Written instruction: Can you carry on the forum thread about whether creatures may judge God, picking up right after its final sentence?

Extract:

"""

Who said anything about 'casting moral blame'? The point I am trying to make is that the Creator has the right to do whatsoever he wills with His creatures without those creatures sitting in judgment over his morality or rationality. We have neither the ability or authority to fairly judge God even if He does command that which cannot be done.


----------



## KingofBashan (Mar 2, 2012)

The way I look at this issue is like this:

Consider a hypothetical dialog between a sinner and Jesus Christ on the day of judgment.

Sinner: You can't judge me. I'm totally depraved, morally and naturally unable to do any good. You are the one who has no sense of justice.
Jesus: Are you saying you were incapable of _not placing_ a piece of fruit in your mouth?
[awkward silence]
Sinner: Yes. I'm morally corrupt.
Jesus: Then why didn't you ask for help?
[another awkward silence]
Sinner: I didn't think you would help me, and even if I did, I didn't want _your_ help -
[gavel falls]

End of discussion. No matter how you slice it the sinner is responsible and God has done nothing wrong.

"""

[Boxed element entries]
"""

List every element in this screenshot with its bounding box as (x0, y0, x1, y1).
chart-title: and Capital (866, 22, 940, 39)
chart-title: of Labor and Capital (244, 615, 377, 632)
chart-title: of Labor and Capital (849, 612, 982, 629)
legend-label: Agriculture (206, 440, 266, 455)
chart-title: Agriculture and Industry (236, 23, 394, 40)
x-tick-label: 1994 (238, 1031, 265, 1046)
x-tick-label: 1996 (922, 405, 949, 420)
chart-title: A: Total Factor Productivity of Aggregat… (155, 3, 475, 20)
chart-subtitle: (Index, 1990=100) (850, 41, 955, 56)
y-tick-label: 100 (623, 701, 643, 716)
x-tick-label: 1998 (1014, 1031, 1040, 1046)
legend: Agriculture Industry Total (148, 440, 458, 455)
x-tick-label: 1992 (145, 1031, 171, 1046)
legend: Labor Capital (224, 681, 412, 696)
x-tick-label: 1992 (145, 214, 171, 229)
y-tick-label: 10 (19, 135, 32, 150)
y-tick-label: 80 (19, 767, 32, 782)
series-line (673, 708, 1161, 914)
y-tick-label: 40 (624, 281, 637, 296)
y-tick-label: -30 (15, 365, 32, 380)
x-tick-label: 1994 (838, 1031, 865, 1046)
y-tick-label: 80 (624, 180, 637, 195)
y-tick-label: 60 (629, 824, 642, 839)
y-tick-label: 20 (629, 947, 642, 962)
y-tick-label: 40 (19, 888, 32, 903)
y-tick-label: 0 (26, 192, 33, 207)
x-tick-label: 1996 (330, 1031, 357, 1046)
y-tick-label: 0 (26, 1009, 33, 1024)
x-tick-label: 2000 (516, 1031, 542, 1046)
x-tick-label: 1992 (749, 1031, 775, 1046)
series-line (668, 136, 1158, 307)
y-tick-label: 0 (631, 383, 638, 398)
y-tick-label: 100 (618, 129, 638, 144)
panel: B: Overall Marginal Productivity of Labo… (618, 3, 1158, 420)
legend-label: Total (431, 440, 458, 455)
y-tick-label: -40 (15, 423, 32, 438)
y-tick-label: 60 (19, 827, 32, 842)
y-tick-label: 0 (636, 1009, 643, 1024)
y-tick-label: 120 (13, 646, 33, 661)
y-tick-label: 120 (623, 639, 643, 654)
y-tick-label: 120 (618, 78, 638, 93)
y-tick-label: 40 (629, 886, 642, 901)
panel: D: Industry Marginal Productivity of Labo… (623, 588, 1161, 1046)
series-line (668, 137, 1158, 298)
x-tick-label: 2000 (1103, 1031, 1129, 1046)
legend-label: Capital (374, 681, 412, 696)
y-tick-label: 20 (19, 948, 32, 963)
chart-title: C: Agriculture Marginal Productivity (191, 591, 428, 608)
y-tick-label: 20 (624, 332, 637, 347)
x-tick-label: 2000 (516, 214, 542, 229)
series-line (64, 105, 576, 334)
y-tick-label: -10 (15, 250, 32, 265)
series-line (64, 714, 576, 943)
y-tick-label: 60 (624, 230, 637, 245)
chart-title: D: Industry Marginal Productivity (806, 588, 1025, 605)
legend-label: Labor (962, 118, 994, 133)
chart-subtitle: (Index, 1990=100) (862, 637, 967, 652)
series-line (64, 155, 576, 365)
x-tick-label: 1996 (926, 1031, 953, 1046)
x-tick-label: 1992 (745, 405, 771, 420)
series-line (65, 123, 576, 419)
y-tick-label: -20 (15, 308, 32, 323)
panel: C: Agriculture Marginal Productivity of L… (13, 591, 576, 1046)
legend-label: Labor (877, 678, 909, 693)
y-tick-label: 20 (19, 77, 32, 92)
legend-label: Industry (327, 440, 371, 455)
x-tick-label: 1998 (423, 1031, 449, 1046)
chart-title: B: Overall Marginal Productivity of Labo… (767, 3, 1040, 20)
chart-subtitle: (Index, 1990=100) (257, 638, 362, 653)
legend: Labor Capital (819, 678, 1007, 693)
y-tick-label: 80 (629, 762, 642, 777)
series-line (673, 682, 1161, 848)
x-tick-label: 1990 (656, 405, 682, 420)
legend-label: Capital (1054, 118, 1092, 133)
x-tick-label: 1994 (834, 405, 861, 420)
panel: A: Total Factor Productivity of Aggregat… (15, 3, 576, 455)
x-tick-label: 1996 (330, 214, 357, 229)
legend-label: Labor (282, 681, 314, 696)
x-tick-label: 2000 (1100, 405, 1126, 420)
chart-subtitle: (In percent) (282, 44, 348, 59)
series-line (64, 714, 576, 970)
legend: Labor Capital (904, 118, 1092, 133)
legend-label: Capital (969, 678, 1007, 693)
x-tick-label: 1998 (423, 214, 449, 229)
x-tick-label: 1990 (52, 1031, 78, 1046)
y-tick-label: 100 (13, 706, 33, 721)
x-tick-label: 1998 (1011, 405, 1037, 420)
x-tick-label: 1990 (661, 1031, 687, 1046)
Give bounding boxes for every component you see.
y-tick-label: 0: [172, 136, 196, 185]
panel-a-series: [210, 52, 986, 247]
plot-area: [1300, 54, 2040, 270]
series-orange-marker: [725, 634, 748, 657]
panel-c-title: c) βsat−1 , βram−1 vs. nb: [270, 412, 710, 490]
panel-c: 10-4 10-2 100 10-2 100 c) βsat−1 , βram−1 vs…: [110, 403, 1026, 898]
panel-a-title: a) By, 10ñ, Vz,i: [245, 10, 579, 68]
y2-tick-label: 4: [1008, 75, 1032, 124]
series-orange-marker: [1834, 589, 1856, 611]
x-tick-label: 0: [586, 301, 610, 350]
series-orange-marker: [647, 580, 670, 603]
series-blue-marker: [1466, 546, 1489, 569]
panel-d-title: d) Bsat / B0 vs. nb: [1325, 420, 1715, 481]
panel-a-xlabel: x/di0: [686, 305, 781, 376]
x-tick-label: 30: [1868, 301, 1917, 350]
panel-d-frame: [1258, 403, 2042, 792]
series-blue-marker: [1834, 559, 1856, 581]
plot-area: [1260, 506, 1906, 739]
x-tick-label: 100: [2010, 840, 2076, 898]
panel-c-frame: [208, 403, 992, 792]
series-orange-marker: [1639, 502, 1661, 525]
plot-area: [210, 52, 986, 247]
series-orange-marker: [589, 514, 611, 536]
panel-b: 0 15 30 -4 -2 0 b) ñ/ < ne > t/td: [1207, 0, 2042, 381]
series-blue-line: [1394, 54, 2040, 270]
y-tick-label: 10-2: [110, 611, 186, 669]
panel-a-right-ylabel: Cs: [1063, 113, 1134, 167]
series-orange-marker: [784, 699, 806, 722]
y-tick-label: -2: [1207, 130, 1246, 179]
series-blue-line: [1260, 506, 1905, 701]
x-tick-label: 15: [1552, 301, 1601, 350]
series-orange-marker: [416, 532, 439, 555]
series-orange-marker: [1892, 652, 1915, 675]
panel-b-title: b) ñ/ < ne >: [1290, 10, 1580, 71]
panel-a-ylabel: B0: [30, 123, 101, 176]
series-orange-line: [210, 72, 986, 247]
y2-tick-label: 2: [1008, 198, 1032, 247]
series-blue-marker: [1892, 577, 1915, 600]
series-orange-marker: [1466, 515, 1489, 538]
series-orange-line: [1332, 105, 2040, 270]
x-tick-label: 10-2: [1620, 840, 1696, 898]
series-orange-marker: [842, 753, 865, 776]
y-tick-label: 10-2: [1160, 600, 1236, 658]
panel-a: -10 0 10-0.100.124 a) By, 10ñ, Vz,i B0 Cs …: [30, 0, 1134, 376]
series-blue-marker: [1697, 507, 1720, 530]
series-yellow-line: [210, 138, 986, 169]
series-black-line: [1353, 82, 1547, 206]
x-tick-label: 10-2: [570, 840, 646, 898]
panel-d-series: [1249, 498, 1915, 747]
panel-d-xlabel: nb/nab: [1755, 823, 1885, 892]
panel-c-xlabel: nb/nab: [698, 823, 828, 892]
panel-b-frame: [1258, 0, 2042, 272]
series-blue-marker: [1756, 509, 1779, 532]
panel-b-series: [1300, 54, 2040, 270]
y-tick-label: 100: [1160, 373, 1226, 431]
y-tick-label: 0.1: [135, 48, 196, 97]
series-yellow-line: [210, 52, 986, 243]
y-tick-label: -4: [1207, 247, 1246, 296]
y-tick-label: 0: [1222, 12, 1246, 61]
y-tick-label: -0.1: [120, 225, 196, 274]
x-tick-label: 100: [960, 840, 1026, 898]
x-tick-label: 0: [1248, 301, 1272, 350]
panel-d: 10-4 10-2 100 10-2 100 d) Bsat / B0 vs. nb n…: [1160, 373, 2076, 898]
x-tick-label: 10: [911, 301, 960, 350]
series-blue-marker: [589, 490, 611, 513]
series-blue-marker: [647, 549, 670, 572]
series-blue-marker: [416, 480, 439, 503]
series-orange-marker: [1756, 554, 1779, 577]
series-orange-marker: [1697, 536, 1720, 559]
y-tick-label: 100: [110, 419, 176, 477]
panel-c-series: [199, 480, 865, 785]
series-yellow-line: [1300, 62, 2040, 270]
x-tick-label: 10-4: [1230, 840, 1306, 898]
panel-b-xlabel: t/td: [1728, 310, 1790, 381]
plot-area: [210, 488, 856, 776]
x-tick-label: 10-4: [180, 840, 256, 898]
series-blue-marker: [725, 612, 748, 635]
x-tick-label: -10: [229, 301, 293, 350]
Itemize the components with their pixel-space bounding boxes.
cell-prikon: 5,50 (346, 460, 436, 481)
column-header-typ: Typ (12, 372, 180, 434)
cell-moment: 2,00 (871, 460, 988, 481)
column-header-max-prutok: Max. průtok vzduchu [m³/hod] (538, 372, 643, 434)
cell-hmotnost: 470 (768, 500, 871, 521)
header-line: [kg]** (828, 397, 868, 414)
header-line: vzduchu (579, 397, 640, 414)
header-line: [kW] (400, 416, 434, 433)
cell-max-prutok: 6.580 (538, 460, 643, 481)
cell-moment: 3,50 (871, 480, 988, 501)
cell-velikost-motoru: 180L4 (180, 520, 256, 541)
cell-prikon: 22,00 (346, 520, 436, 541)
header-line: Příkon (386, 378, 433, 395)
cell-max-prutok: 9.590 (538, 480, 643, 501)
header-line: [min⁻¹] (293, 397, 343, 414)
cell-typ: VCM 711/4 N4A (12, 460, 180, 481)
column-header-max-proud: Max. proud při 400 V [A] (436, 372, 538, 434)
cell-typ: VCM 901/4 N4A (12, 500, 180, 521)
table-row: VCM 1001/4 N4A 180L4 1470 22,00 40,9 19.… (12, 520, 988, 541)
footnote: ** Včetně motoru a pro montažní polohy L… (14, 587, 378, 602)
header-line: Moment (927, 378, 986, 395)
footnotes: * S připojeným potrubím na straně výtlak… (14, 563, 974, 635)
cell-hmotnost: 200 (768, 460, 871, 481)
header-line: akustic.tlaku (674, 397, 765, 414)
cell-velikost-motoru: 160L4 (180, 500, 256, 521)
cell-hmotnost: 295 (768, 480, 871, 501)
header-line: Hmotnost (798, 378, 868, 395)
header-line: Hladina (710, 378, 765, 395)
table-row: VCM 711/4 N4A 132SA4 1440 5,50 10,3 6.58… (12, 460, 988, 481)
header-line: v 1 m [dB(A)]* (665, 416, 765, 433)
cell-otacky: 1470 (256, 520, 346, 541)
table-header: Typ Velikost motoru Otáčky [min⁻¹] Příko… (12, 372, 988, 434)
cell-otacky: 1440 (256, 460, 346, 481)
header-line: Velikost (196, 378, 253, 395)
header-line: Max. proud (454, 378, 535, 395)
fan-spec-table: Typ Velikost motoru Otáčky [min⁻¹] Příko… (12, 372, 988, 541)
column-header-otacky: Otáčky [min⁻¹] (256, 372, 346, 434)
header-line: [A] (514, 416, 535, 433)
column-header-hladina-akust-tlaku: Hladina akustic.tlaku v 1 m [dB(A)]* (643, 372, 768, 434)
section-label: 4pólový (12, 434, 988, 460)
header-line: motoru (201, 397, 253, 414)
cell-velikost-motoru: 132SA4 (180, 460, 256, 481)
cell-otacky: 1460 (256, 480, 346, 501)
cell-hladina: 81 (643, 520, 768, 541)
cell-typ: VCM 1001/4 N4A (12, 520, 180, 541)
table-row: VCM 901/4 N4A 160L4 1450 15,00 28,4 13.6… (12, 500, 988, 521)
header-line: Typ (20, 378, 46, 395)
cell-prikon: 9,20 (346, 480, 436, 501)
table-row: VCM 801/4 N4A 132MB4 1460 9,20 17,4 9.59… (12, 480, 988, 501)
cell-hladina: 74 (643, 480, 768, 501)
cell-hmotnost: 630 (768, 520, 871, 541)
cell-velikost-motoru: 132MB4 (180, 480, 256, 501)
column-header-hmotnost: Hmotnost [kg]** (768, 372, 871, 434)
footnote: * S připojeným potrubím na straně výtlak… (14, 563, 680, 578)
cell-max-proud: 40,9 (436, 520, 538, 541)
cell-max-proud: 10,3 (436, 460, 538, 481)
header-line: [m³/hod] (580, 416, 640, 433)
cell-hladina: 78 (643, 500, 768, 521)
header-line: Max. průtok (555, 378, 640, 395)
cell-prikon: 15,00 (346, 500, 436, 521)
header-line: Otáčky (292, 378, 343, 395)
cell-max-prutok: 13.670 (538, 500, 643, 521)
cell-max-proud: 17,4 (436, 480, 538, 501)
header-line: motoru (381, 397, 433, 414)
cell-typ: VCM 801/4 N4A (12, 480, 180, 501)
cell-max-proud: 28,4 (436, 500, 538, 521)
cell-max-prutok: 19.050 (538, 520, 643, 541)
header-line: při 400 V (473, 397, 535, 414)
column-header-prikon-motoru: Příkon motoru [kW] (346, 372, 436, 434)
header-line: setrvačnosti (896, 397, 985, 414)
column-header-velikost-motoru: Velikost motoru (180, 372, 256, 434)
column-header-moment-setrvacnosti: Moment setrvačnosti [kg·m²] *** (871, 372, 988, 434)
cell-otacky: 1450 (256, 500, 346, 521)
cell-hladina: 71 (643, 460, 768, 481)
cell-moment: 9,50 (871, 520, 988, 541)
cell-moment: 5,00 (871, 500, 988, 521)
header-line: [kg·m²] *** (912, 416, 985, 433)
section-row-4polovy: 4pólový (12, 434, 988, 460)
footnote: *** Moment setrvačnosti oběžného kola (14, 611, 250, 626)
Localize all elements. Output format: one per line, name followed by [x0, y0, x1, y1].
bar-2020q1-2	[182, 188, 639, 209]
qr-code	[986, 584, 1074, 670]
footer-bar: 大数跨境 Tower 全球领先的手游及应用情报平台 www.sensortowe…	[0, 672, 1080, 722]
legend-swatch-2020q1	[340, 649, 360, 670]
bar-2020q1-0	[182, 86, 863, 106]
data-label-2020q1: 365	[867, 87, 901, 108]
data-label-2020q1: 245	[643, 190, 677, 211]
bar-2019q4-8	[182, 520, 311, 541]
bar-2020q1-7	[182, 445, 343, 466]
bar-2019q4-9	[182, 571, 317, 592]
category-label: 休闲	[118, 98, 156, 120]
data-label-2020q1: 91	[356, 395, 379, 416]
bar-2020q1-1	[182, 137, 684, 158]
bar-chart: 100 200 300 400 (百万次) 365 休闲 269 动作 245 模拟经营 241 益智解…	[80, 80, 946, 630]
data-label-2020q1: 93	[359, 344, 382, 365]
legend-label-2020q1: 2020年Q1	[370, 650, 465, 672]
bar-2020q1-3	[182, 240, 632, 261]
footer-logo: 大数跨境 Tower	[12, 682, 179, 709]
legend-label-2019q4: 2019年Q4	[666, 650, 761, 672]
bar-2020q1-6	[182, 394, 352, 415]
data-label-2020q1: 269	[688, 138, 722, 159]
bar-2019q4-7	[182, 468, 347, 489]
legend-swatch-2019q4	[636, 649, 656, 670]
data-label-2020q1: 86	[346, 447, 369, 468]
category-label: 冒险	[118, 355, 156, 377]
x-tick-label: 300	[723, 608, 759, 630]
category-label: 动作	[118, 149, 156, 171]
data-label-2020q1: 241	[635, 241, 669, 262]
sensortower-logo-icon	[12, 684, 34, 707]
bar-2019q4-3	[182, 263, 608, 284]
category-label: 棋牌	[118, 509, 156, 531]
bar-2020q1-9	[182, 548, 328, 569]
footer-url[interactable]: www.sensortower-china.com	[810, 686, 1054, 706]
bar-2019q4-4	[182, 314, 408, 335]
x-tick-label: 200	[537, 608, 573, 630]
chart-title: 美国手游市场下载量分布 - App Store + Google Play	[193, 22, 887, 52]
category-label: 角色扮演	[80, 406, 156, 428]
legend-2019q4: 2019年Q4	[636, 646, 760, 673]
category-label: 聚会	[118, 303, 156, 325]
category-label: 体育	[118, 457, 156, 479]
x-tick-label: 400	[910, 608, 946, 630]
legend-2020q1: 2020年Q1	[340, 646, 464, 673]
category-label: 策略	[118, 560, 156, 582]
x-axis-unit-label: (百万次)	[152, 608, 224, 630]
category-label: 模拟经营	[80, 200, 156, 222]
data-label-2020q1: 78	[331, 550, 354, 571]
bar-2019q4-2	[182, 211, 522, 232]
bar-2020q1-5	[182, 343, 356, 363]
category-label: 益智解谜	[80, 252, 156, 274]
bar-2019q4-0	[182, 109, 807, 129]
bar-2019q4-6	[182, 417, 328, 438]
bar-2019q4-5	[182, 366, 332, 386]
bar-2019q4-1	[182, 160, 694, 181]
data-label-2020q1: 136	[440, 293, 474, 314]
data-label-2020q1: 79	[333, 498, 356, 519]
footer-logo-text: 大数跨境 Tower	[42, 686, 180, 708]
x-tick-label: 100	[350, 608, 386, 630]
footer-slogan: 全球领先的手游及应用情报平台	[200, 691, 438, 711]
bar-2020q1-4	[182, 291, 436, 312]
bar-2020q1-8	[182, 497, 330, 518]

"""

Reply:
The illustration is meant to show how absolutely absurd it is to even posit that God is unjust in his requirements. It is meant to answer the original question by illustrating that this way of thinking originates as sinful man's cleverly crafted arguments against the truth. It is 100% pure stubble.

[Holy Spirit works in the heart of a sinner.]
Sinner: You are just in everything you say - I have inherited death, and I _deserve_ death. I cannot will to do good. But I trust you.
Jesus: I say you may have my righteousness.
Sinner: That is just, and I accept your free gift. Help me to live worthy of your righteousness.
Jesus: I will.
[an eternal life begins]


----------



## Philip (Mar 2, 2012)

KMK said:


> Who said anything about 'casting moral blame'?



You did in your example. You told your coffee mug that you would hold it to account for not keeping your coffee warm. To command something rationally would entail that the thing commanded be somehow within the natural capacity of the one who has received the command. Your command to your coffee mug is fundamentally irrational and silly.



KMK said:


> The point I am trying to make is that the Creator has the right to do whatsoever he wills with His creatures without those creatures sitting in judgment over his morality or rationality.



I'm not questioning this: I am merely pointing out the conditions necessary for man's moral responsibility before Responsibility presupposes some measure of freedom.


----------



## KMK (Mar 2, 2012)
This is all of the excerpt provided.